*What needs to be done*:
Write out the part of the text about WWF that opens with "In June 2012, WWF" and closes with "to the WWF.", swapping "proceeds" for "revenue".

*Exercise text*:

Peter Rose and Anne Conlon are music theatre writers, well known for their environmental musicals for children, who were commissioned by WWF-UK to write several environmental musicals as part of an education plan. Some were narrated by David Attenborough, and broadcast on television in numerous countries.
The British pop group S Club 7 were ambassadors for WWF-UK during their time together as a band (1999–2003). Each of the members sponsored an endangered animal, and in 2000, traveled to the various locations around the world of their chosen animals for a seven-part BBC documentary series entitled S Club 7 Go Wild.
Environmentally Sound: A Select Anthology of Songs Inspired by the Earth is a benefit album released in 2006, for WWF-Philippines, featuring artists that included Up Dharma Down, Radioactive Sago Project, Kala, Johnny Alegre Affinity, Cynthia Alexander, and Joey Ayala.
In June 2012, WWF launched an online music download store with fairsharemusic from which 50% of the profit goes to the charity.
In April 2015, Hailey Gardiner released her solo EP, titled The Woods. In honor of Earth Day, 15% of the proceeds made towards the purchase of the EP would be donated to the WWF.

Controversies and disputes

ARD documentary and PandaLeaks book 
The German public television ARD aired a documentary on 22 June 2011 that claimed to show how the WWF cooperates with corporations such as Monsanto, providing sustainability certification in exchange for donations– essentially greenwashing. WWF has denied the allegations. By encouraging high-impact eco-tourism, the program alleges that WWF contributes to the destruction of habitat and species it claims to protect while also harming indigenous peoples.

The filmmaker, German investigative journalist Wilfried Huismann, was sued by the WWF over his documentary and the book Schwarzbuch WWF published in 2012, which was based on the documentary. In an out of court settlement, he agreed to remove or revise certain claims. Speaking on behalf of WWF Germany, Marco Vollmar indicated "[Huismann] draws a distorted picture of false statements, defamations and exaggerations, but we will accept that as expressions of opinion." (Translated from the original German: "")

*Supplied information*:

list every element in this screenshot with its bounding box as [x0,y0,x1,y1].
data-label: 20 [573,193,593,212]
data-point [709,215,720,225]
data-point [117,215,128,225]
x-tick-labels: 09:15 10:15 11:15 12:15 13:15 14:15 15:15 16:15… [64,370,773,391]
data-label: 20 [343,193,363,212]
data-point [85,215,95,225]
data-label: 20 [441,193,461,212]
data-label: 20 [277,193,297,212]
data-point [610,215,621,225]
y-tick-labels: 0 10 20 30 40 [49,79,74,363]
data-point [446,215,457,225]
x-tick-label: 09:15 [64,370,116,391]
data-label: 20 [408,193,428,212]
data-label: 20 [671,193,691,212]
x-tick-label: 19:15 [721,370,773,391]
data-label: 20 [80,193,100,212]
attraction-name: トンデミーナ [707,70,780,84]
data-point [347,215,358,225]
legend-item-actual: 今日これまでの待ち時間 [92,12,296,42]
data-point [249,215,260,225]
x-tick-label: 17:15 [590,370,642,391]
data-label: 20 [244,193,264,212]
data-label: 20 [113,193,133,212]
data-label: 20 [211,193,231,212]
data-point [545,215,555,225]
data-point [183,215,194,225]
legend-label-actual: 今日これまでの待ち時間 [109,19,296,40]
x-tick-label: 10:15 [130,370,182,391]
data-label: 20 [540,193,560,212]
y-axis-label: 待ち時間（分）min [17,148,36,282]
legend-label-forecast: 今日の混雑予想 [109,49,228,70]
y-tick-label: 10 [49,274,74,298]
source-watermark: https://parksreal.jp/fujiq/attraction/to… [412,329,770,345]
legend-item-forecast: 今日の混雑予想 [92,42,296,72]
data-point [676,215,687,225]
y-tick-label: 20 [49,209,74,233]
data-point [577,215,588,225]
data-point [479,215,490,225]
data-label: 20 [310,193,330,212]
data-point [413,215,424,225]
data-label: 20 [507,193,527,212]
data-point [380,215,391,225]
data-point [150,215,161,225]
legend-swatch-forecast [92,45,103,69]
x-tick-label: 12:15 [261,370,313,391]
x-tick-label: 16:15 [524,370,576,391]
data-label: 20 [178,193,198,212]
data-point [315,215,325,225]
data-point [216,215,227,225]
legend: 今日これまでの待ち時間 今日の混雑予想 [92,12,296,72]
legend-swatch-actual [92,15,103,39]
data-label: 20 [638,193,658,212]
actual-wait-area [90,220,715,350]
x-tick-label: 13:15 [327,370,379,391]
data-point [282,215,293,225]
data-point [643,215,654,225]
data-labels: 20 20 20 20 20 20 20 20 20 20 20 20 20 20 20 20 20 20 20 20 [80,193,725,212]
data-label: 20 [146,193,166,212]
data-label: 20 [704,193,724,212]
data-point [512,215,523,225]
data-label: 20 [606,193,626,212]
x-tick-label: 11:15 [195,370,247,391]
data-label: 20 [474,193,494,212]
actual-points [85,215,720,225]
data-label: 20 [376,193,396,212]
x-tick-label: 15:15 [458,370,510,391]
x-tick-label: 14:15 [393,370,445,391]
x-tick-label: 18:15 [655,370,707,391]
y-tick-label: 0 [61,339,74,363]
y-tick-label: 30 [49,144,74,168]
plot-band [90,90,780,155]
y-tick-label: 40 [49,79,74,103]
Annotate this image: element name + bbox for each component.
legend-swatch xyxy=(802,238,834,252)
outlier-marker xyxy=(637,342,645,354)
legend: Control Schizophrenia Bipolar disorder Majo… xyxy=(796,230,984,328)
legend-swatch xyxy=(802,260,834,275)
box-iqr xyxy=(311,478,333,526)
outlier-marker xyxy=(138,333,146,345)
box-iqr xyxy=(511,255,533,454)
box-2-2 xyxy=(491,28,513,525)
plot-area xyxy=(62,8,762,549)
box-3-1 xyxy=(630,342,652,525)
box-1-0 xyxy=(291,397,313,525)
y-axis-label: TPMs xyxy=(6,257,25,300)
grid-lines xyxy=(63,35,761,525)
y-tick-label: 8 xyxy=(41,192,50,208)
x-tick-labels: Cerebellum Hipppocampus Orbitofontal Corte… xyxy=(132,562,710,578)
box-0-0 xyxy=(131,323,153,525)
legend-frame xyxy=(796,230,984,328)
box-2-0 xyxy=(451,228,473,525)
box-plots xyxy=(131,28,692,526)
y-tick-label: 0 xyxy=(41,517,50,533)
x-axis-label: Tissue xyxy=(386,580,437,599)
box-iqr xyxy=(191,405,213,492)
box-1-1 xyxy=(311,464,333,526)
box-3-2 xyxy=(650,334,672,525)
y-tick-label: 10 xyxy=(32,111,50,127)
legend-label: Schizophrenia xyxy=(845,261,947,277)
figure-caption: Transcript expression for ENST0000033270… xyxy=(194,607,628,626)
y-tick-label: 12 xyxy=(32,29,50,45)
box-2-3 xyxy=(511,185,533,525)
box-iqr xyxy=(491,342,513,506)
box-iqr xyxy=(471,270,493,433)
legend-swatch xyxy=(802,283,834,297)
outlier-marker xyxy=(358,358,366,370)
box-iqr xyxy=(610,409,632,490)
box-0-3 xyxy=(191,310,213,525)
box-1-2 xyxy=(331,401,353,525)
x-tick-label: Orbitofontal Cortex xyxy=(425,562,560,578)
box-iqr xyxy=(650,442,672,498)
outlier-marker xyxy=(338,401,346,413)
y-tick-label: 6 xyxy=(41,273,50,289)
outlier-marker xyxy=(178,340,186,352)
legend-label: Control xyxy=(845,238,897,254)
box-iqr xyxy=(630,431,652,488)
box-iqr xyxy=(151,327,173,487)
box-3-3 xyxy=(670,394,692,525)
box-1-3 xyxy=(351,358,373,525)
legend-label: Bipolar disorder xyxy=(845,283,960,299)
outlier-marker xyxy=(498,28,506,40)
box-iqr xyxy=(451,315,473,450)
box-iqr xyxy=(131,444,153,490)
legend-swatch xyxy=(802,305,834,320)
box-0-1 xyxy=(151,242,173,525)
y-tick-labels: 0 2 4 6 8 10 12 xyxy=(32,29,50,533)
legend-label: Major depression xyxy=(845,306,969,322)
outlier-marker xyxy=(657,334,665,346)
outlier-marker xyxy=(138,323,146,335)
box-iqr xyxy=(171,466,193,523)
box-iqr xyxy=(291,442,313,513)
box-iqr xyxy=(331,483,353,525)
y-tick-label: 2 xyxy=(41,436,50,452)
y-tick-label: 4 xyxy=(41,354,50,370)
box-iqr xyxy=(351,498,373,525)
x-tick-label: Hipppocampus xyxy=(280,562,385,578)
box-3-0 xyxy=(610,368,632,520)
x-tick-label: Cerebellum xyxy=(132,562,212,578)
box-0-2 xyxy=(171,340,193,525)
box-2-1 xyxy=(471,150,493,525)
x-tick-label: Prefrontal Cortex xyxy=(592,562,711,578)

*Final answer*:
In June 2012, WWF launched an online music download store with fairsharemusic from which 50% of the profit goes to the charity.
In April 2015, Hailey Gardiner released her solo EP, titled The Woods. In honor of Earth Day, 15% of the revenue made towards the purchase of the EP would be donated to the WWF.